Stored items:
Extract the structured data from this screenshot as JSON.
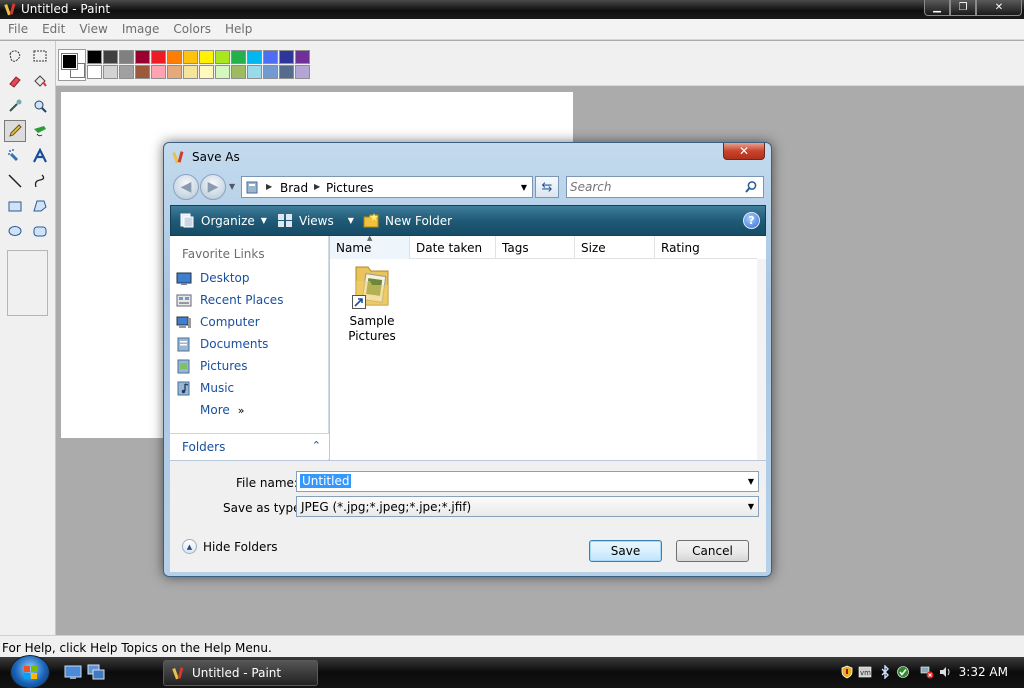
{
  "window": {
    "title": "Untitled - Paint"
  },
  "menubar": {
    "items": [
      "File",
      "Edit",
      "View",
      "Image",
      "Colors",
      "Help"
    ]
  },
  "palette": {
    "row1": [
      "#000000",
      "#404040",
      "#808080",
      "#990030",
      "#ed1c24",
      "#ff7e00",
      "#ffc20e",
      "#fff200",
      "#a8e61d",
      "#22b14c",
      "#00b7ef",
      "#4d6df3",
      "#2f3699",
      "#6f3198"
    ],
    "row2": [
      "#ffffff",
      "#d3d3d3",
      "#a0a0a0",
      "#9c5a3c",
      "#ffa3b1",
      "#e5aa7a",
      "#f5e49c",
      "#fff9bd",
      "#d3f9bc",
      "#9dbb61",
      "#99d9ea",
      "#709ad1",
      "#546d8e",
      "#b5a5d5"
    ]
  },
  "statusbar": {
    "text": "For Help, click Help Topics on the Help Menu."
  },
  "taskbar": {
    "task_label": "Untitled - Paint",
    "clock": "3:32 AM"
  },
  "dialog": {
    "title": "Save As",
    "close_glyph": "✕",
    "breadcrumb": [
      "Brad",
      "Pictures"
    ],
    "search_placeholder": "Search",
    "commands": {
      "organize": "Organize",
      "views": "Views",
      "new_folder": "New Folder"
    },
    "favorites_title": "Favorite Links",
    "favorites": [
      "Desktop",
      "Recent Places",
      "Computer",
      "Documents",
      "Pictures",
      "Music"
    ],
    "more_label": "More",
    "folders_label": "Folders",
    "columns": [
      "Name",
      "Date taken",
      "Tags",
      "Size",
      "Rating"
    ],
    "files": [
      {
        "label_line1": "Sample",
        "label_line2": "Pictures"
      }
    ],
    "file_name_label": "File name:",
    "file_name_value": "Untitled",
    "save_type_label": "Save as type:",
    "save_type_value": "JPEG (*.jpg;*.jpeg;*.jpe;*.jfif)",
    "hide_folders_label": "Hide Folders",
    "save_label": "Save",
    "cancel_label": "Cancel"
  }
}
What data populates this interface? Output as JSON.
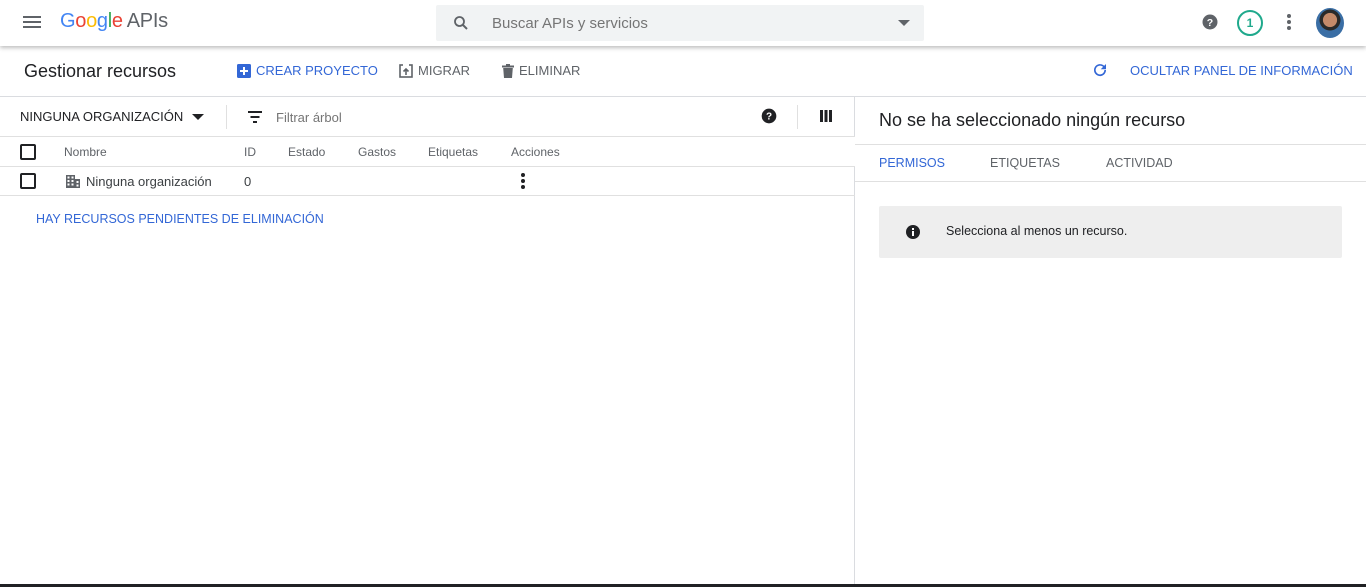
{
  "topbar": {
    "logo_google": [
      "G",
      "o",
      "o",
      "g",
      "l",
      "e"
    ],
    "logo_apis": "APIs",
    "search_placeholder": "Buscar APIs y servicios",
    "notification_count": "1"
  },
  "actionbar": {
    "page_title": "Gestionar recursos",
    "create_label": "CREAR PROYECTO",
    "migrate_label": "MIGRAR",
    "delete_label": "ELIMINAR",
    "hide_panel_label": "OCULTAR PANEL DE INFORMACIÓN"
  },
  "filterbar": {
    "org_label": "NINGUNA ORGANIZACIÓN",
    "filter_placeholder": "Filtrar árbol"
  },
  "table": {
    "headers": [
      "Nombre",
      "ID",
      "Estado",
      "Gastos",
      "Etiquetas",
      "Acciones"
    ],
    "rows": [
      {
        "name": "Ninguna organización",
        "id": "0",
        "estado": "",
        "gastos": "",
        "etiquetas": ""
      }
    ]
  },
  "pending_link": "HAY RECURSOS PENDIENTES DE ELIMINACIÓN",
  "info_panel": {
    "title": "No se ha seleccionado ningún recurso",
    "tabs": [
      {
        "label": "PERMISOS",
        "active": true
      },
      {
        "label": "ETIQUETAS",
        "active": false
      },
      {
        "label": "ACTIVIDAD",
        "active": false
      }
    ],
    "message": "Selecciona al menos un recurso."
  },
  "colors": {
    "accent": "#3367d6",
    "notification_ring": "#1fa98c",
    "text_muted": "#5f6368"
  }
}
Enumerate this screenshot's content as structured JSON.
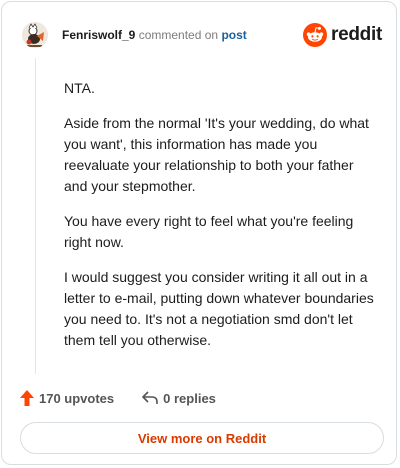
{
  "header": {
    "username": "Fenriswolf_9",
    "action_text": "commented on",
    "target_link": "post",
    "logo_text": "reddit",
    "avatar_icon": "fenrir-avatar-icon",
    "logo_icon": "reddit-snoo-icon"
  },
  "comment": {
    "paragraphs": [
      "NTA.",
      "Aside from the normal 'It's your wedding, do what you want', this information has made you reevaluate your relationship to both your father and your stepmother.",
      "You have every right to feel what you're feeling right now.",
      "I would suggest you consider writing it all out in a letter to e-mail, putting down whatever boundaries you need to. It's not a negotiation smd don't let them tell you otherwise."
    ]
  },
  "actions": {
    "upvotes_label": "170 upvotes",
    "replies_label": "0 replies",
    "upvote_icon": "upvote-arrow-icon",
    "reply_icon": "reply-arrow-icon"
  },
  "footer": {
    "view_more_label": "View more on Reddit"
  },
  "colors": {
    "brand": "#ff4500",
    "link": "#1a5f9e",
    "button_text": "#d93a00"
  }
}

[GOAL]
Quote the entries in full. Any image among them is to be omitted from the copy.

[FULL OUTPUT]
Extract the structured data from this screenshot as JSON.
{
  "window": {
    "title": "Untitled - Paint"
  },
  "menubar": {
    "items": [
      "File",
      "Edit",
      "View",
      "Image",
      "Colors",
      "Help"
    ]
  },
  "palette": {
    "row1": [
      "#000000",
      "#404040",
      "#808080",
      "#990030",
      "#ed1c24",
      "#ff7e00",
      "#ffc20e",
      "#fff200",
      "#a8e61d",
      "#22b14c",
      "#00b7ef",
      "#4d6df3",
      "#2f3699",
      "#6f3198"
    ],
    "row2": [
      "#ffffff",
      "#d3d3d3",
      "#a0a0a0",
      "#9c5a3c",
      "#ffa3b1",
      "#e5aa7a",
      "#f5e49c",
      "#fff9bd",
      "#d3f9bc",
      "#9dbb61",
      "#99d9ea",
      "#709ad1",
      "#546d8e",
      "#b5a5d5"
    ]
  },
  "statusbar": {
    "text": "For Help, click Help Topics on the Help Menu."
  },
  "taskbar": {
    "task_label": "Untitled - Paint",
    "clock": "3:32 AM"
  },
  "dialog": {
    "title": "Save As",
    "close_glyph": "✕",
    "breadcrumb": [
      "Brad",
      "Pictures"
    ],
    "search_placeholder": "Search",
    "commands": {
      "organize": "Organize",
      "views": "Views",
      "new_folder": "New Folder"
    },
    "favorites_title": "Favorite Links",
    "favorites": [
      "Desktop",
      "Recent Places",
      "Computer",
      "Documents",
      "Pictures",
      "Music"
    ],
    "more_label": "More",
    "folders_label": "Folders",
    "columns": [
      "Name",
      "Date taken",
      "Tags",
      "Size",
      "Rating"
    ],
    "files": [
      {
        "label_line1": "Sample",
        "label_line2": "Pictures"
      }
    ],
    "file_name_label": "File name:",
    "file_name_value": "Untitled",
    "save_type_label": "Save as type:",
    "save_type_value": "JPEG (*.jpg;*.jpeg;*.jpe;*.jfif)",
    "hide_folders_label": "Hide Folders",
    "save_label": "Save",
    "cancel_label": "Cancel"
  }
}
What data populates this interface? Output as JSON.
{
  "topbar": {
    "logo_google": [
      "G",
      "o",
      "o",
      "g",
      "l",
      "e"
    ],
    "logo_apis": "APIs",
    "search_placeholder": "Buscar APIs y servicios",
    "notification_count": "1"
  },
  "actionbar": {
    "page_title": "Gestionar recursos",
    "create_label": "CREAR PROYECTO",
    "migrate_label": "MIGRAR",
    "delete_label": "ELIMINAR",
    "hide_panel_label": "OCULTAR PANEL DE INFORMACIÓN"
  },
  "filterbar": {
    "org_label": "NINGUNA ORGANIZACIÓN",
    "filter_placeholder": "Filtrar árbol"
  },
  "table": {
    "headers": [
      "Nombre",
      "ID",
      "Estado",
      "Gastos",
      "Etiquetas",
      "Acciones"
    ],
    "rows": [
      {
        "name": "Ninguna organización",
        "id": "0",
        "estado": "",
        "gastos": "",
        "etiquetas": ""
      }
    ]
  },
  "pending_link": "HAY RECURSOS PENDIENTES DE ELIMINACIÓN",
  "info_panel": {
    "title": "No se ha seleccionado ningún recurso",
    "tabs": [
      {
        "label": "PERMISOS",
        "active": true
      },
      {
        "label": "ETIQUETAS",
        "active": false
      },
      {
        "label": "ACTIVIDAD",
        "active": false
      }
    ],
    "message": "Selecciona al menos un recurso."
  },
  "colors": {
    "accent": "#3367d6",
    "notification_ring": "#1fa98c",
    "text_muted": "#5f6368"
  }
}
Enumerate this screenshot's content as structured JSON.
{
  "header": {
    "username": "Fenriswolf_9",
    "action_text": "commented on",
    "target_link": "post",
    "logo_text": "reddit",
    "avatar_icon": "fenrir-avatar-icon",
    "logo_icon": "reddit-snoo-icon"
  },
  "comment": {
    "paragraphs": [
      "NTA.",
      "Aside from the normal 'It's your wedding, do what you want', this information has made you reevaluate your relationship to both your father and your stepmother.",
      "You have every right to feel what you're feeling right now.",
      "I would suggest you consider writing it all out in a letter to e-mail, putting down whatever boundaries you need to. It's not a negotiation smd don't let them tell you otherwise."
    ]
  },
  "actions": {
    "upvotes_label": "170 upvotes",
    "replies_label": "0 replies",
    "upvote_icon": "upvote-arrow-icon",
    "reply_icon": "reply-arrow-icon"
  },
  "footer": {
    "view_more_label": "View more on Reddit"
  },
  "colors": {
    "brand": "#ff4500",
    "link": "#1a5f9e",
    "button_text": "#d93a00"
  }
}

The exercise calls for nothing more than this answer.